• _Exercise_
Check each line of the material below, and copy it if it holds the string "name".

• _Materials provided_
# # # # #

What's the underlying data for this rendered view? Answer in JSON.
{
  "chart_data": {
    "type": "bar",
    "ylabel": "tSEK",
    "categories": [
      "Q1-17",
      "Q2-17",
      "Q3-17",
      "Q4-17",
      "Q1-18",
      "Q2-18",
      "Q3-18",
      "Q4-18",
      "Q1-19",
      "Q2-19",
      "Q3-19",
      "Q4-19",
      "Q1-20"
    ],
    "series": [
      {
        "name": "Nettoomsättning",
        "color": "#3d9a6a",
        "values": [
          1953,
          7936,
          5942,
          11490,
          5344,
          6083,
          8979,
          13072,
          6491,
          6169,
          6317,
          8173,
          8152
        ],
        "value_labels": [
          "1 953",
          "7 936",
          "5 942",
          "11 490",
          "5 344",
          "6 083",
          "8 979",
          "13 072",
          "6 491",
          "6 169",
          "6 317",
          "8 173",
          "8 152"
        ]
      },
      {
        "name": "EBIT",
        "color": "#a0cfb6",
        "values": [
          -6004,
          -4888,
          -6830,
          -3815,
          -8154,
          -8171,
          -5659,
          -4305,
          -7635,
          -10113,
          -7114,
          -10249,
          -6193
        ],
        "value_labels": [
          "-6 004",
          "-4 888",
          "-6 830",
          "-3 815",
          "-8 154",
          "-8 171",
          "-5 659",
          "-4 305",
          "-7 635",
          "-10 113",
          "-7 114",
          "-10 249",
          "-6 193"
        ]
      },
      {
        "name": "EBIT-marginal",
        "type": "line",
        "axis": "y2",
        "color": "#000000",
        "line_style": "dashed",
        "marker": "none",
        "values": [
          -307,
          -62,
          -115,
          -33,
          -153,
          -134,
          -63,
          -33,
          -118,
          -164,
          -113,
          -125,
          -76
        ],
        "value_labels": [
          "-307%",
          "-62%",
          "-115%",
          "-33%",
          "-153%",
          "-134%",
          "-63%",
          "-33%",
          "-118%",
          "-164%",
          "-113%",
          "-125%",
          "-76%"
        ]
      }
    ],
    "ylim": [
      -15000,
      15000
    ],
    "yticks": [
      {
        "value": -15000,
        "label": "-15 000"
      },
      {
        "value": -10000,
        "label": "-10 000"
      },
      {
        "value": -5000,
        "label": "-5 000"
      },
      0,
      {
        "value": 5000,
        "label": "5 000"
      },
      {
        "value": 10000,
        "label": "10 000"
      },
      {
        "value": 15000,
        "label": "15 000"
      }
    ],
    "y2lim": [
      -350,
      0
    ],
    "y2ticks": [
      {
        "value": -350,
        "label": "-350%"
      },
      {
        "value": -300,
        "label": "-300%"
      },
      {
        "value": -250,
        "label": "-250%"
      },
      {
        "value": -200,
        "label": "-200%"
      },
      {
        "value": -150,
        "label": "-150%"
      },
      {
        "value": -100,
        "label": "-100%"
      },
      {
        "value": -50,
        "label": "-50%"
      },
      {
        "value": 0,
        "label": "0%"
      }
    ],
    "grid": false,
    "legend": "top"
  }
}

# # # # #

• _Written response_
        "name": "Nettoomsättning",
        "name": "EBIT",
        "name": "EBIT-marginal",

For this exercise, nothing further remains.